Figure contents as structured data
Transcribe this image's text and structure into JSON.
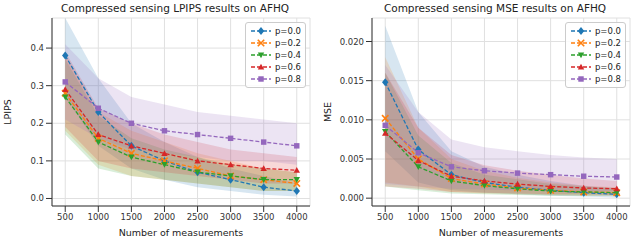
{
  "chart_data": [
    {
      "type": "line",
      "title": "Compressed sensing LPIPS results on AFHQ",
      "xlabel": "Number of measurements",
      "ylabel": "LPIPS",
      "x": [
        500,
        1000,
        1500,
        2000,
        2500,
        3000,
        3500,
        4000
      ],
      "xlim": [
        300,
        4200
      ],
      "xticks": [
        500,
        1000,
        1500,
        2000,
        2500,
        3000,
        3500,
        4000
      ],
      "ylim": [
        -0.02,
        0.48
      ],
      "yticks": [
        {
          "value": 0,
          "label": "0.0"
        },
        {
          "value": 0.1,
          "label": "0.1"
        },
        {
          "value": 0.2,
          "label": "0.2"
        },
        {
          "value": 0.3,
          "label": "0.3"
        },
        {
          "value": 0.4,
          "label": "0.4"
        }
      ],
      "grid": true,
      "legend": "upper right",
      "series": [
        {
          "name": "p=0.0",
          "color": "#1f77b4",
          "marker": "diamond",
          "line_style": "dashed",
          "values": [
            0.38,
            0.23,
            0.14,
            0.1,
            0.07,
            0.05,
            0.03,
            0.02
          ],
          "lower": [
            0.27,
            0.14,
            0.08,
            0.05,
            0.03,
            0.02,
            0.01,
            0.005
          ],
          "upper": [
            0.48,
            0.32,
            0.2,
            0.15,
            0.11,
            0.08,
            0.06,
            0.04
          ]
        },
        {
          "name": "p=0.2",
          "color": "#ff7f0e",
          "marker": "x",
          "line_style": "dashed",
          "values": [
            0.28,
            0.16,
            0.12,
            0.1,
            0.08,
            0.06,
            0.05,
            0.04
          ],
          "lower": [
            0.18,
            0.09,
            0.06,
            0.05,
            0.04,
            0.03,
            0.02,
            0.02
          ],
          "upper": [
            0.38,
            0.23,
            0.18,
            0.15,
            0.12,
            0.1,
            0.08,
            0.07
          ]
        },
        {
          "name": "p=0.4",
          "color": "#2ca02c",
          "marker": "triangle_down",
          "line_style": "dashed",
          "values": [
            0.27,
            0.15,
            0.11,
            0.09,
            0.07,
            0.06,
            0.05,
            0.05
          ],
          "lower": [
            0.17,
            0.08,
            0.06,
            0.05,
            0.04,
            0.03,
            0.02,
            0.02
          ],
          "upper": [
            0.37,
            0.22,
            0.16,
            0.13,
            0.11,
            0.09,
            0.08,
            0.07
          ]
        },
        {
          "name": "p=0.6",
          "color": "#d62728",
          "marker": "triangle",
          "line_style": "dashed",
          "values": [
            0.29,
            0.17,
            0.14,
            0.12,
            0.1,
            0.09,
            0.08,
            0.075
          ],
          "lower": [
            0.19,
            0.1,
            0.08,
            0.07,
            0.06,
            0.05,
            0.04,
            0.04
          ],
          "upper": [
            0.39,
            0.24,
            0.2,
            0.17,
            0.15,
            0.13,
            0.12,
            0.11
          ]
        },
        {
          "name": "p=0.8",
          "color": "#9467bd",
          "marker": "square",
          "line_style": "dashed",
          "values": [
            0.31,
            0.24,
            0.2,
            0.18,
            0.17,
            0.16,
            0.15,
            0.14
          ],
          "lower": [
            0.21,
            0.16,
            0.13,
            0.12,
            0.11,
            0.1,
            0.1,
            0.09
          ],
          "upper": [
            0.41,
            0.32,
            0.27,
            0.25,
            0.23,
            0.22,
            0.21,
            0.2
          ]
        }
      ]
    },
    {
      "type": "line",
      "title": "Compressed sensing MSE results on AFHQ",
      "xlabel": "Number of measurements",
      "ylabel": "MSE",
      "x": [
        500,
        1000,
        1500,
        2000,
        2500,
        3000,
        3500,
        4000
      ],
      "xlim": [
        300,
        4200
      ],
      "xticks": [
        500,
        1000,
        1500,
        2000,
        2500,
        3000,
        3500,
        4000
      ],
      "ylim": [
        -0.001,
        0.023
      ],
      "yticks": [
        {
          "value": 0,
          "label": "0.000"
        },
        {
          "value": 0.005,
          "label": "0.005"
        },
        {
          "value": 0.01,
          "label": "0.010"
        },
        {
          "value": 0.015,
          "label": "0.015"
        },
        {
          "value": 0.02,
          "label": "0.020"
        }
      ],
      "grid": true,
      "legend": "upper right",
      "series": [
        {
          "name": "p=0.0",
          "color": "#1f77b4",
          "marker": "diamond",
          "line_style": "dashed",
          "values": [
            0.0148,
            0.0062,
            0.003,
            0.002,
            0.0014,
            0.001,
            0.0007,
            0.0005
          ],
          "lower": [
            0.006,
            0.002,
            0.001,
            0.0007,
            0.0005,
            0.0003,
            0.0002,
            0.0001
          ],
          "upper": [
            0.022,
            0.011,
            0.006,
            0.004,
            0.003,
            0.0022,
            0.0016,
            0.0012
          ]
        },
        {
          "name": "p=0.2",
          "color": "#ff7f0e",
          "marker": "x",
          "line_style": "dashed",
          "values": [
            0.0102,
            0.005,
            0.0025,
            0.0018,
            0.0013,
            0.001,
            0.0008,
            0.0007
          ],
          "lower": [
            0.002,
            0.0015,
            0.0008,
            0.0006,
            0.0005,
            0.0004,
            0.0003,
            0.0003
          ],
          "upper": [
            0.018,
            0.009,
            0.005,
            0.0035,
            0.0026,
            0.002,
            0.0016,
            0.0014
          ]
        },
        {
          "name": "p=0.4",
          "color": "#2ca02c",
          "marker": "triangle_down",
          "line_style": "dashed",
          "values": [
            0.0085,
            0.004,
            0.0022,
            0.0016,
            0.0012,
            0.0009,
            0.0008,
            0.0007
          ],
          "lower": [
            0.0015,
            0.001,
            0.0006,
            0.0005,
            0.0004,
            0.0003,
            0.0003,
            0.0003
          ],
          "upper": [
            0.016,
            0.008,
            0.0045,
            0.003,
            0.0024,
            0.0018,
            0.0015,
            0.0013
          ]
        },
        {
          "name": "p=0.6",
          "color": "#d62728",
          "marker": "triangle",
          "line_style": "dashed",
          "values": [
            0.0083,
            0.0048,
            0.0028,
            0.0022,
            0.0018,
            0.0015,
            0.0013,
            0.0012
          ],
          "lower": [
            0.0015,
            0.0012,
            0.0008,
            0.0007,
            0.0006,
            0.0005,
            0.0005,
            0.0004
          ],
          "upper": [
            0.016,
            0.009,
            0.0055,
            0.0042,
            0.0035,
            0.003,
            0.0025,
            0.0022
          ]
        },
        {
          "name": "p=0.8",
          "color": "#9467bd",
          "marker": "square",
          "line_style": "dashed",
          "values": [
            0.0093,
            0.0058,
            0.004,
            0.0035,
            0.0032,
            0.003,
            0.0028,
            0.0027
          ],
          "lower": [
            0.0018,
            0.0015,
            0.0012,
            0.0011,
            0.001,
            0.001,
            0.0009,
            0.0009
          ],
          "upper": [
            0.017,
            0.011,
            0.0075,
            0.0065,
            0.006,
            0.0055,
            0.0052,
            0.005
          ]
        }
      ]
    }
  ]
}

Exercise goal:
Output the material word for word, omitting its pictures.

Worked solution:
Transcribe this image's text and structure into JSON.
{
  "chart_data": [
    {
      "type": "line",
      "title": "Compressed sensing LPIPS results on AFHQ",
      "xlabel": "Number of measurements",
      "ylabel": "LPIPS",
      "x": [
        500,
        1000,
        1500,
        2000,
        2500,
        3000,
        3500,
        4000
      ],
      "xlim": [
        300,
        4200
      ],
      "xticks": [
        500,
        1000,
        1500,
        2000,
        2500,
        3000,
        3500,
        4000
      ],
      "ylim": [
        -0.02,
        0.48
      ],
      "yticks": [
        {
          "value": 0,
          "label": "0.0"
        },
        {
          "value": 0.1,
          "label": "0.1"
        },
        {
          "value": 0.2,
          "label": "0.2"
        },
        {
          "value": 0.3,
          "label": "0.3"
        },
        {
          "value": 0.4,
          "label": "0.4"
        }
      ],
      "grid": true,
      "legend": "upper right",
      "series": [
        {
          "name": "p=0.0",
          "color": "#1f77b4",
          "marker": "diamond",
          "line_style": "dashed",
          "values": [
            0.38,
            0.23,
            0.14,
            0.1,
            0.07,
            0.05,
            0.03,
            0.02
          ],
          "lower": [
            0.27,
            0.14,
            0.08,
            0.05,
            0.03,
            0.02,
            0.01,
            0.005
          ],
          "upper": [
            0.48,
            0.32,
            0.2,
            0.15,
            0.11,
            0.08,
            0.06,
            0.04
          ]
        },
        {
          "name": "p=0.2",
          "color": "#ff7f0e",
          "marker": "x",
          "line_style": "dashed",
          "values": [
            0.28,
            0.16,
            0.12,
            0.1,
            0.08,
            0.06,
            0.05,
            0.04
          ],
          "lower": [
            0.18,
            0.09,
            0.06,
            0.05,
            0.04,
            0.03,
            0.02,
            0.02
          ],
          "upper": [
            0.38,
            0.23,
            0.18,
            0.15,
            0.12,
            0.1,
            0.08,
            0.07
          ]
        },
        {
          "name": "p=0.4",
          "color": "#2ca02c",
          "marker": "triangle_down",
          "line_style": "dashed",
          "values": [
            0.27,
            0.15,
            0.11,
            0.09,
            0.07,
            0.06,
            0.05,
            0.05
          ],
          "lower": [
            0.17,
            0.08,
            0.06,
            0.05,
            0.04,
            0.03,
            0.02,
            0.02
          ],
          "upper": [
            0.37,
            0.22,
            0.16,
            0.13,
            0.11,
            0.09,
            0.08,
            0.07
          ]
        },
        {
          "name": "p=0.6",
          "color": "#d62728",
          "marker": "triangle",
          "line_style": "dashed",
          "values": [
            0.29,
            0.17,
            0.14,
            0.12,
            0.1,
            0.09,
            0.08,
            0.075
          ],
          "lower": [
            0.19,
            0.1,
            0.08,
            0.07,
            0.06,
            0.05,
            0.04,
            0.04
          ],
          "upper": [
            0.39,
            0.24,
            0.2,
            0.17,
            0.15,
            0.13,
            0.12,
            0.11
          ]
        },
        {
          "name": "p=0.8",
          "color": "#9467bd",
          "marker": "square",
          "line_style": "dashed",
          "values": [
            0.31,
            0.24,
            0.2,
            0.18,
            0.17,
            0.16,
            0.15,
            0.14
          ],
          "lower": [
            0.21,
            0.16,
            0.13,
            0.12,
            0.11,
            0.1,
            0.1,
            0.09
          ],
          "upper": [
            0.41,
            0.32,
            0.27,
            0.25,
            0.23,
            0.22,
            0.21,
            0.2
          ]
        }
      ]
    },
    {
      "type": "line",
      "title": "Compressed sensing MSE results on AFHQ",
      "xlabel": "Number of measurements",
      "ylabel": "MSE",
      "x": [
        500,
        1000,
        1500,
        2000,
        2500,
        3000,
        3500,
        4000
      ],
      "xlim": [
        300,
        4200
      ],
      "xticks": [
        500,
        1000,
        1500,
        2000,
        2500,
        3000,
        3500,
        4000
      ],
      "ylim": [
        -0.001,
        0.023
      ],
      "yticks": [
        {
          "value": 0,
          "label": "0.000"
        },
        {
          "value": 0.005,
          "label": "0.005"
        },
        {
          "value": 0.01,
          "label": "0.010"
        },
        {
          "value": 0.015,
          "label": "0.015"
        },
        {
          "value": 0.02,
          "label": "0.020"
        }
      ],
      "grid": true,
      "legend": "upper right",
      "series": [
        {
          "name": "p=0.0",
          "color": "#1f77b4",
          "marker": "diamond",
          "line_style": "dashed",
          "values": [
            0.0148,
            0.0062,
            0.003,
            0.002,
            0.0014,
            0.001,
            0.0007,
            0.0005
          ],
          "lower": [
            0.006,
            0.002,
            0.001,
            0.0007,
            0.0005,
            0.0003,
            0.0002,
            0.0001
          ],
          "upper": [
            0.022,
            0.011,
            0.006,
            0.004,
            0.003,
            0.0022,
            0.0016,
            0.0012
          ]
        },
        {
          "name": "p=0.2",
          "color": "#ff7f0e",
          "marker": "x",
          "line_style": "dashed",
          "values": [
            0.0102,
            0.005,
            0.0025,
            0.0018,
            0.0013,
            0.001,
            0.0008,
            0.0007
          ],
          "lower": [
            0.002,
            0.0015,
            0.0008,
            0.0006,
            0.0005,
            0.0004,
            0.0003,
            0.0003
          ],
          "upper": [
            0.018,
            0.009,
            0.005,
            0.0035,
            0.0026,
            0.002,
            0.0016,
            0.0014
          ]
        },
        {
          "name": "p=0.4",
          "color": "#2ca02c",
          "marker": "triangle_down",
          "line_style": "dashed",
          "values": [
            0.0085,
            0.004,
            0.0022,
            0.0016,
            0.0012,
            0.0009,
            0.0008,
            0.0007
          ],
          "lower": [
            0.0015,
            0.001,
            0.0006,
            0.0005,
            0.0004,
            0.0003,
            0.0003,
            0.0003
          ],
          "upper": [
            0.016,
            0.008,
            0.0045,
            0.003,
            0.0024,
            0.0018,
            0.0015,
            0.0013
          ]
        },
        {
          "name": "p=0.6",
          "color": "#d62728",
          "marker": "triangle",
          "line_style": "dashed",
          "values": [
            0.0083,
            0.0048,
            0.0028,
            0.0022,
            0.0018,
            0.0015,
            0.0013,
            0.0012
          ],
          "lower": [
            0.0015,
            0.0012,
            0.0008,
            0.0007,
            0.0006,
            0.0005,
            0.0005,
            0.0004
          ],
          "upper": [
            0.016,
            0.009,
            0.0055,
            0.0042,
            0.0035,
            0.003,
            0.0025,
            0.0022
          ]
        },
        {
          "name": "p=0.8",
          "color": "#9467bd",
          "marker": "square",
          "line_style": "dashed",
          "values": [
            0.0093,
            0.0058,
            0.004,
            0.0035,
            0.0032,
            0.003,
            0.0028,
            0.0027
          ],
          "lower": [
            0.0018,
            0.0015,
            0.0012,
            0.0011,
            0.001,
            0.001,
            0.0009,
            0.0009
          ],
          "upper": [
            0.017,
            0.011,
            0.0075,
            0.0065,
            0.006,
            0.0055,
            0.0052,
            0.005
          ]
        }
      ]
    }
  ]
}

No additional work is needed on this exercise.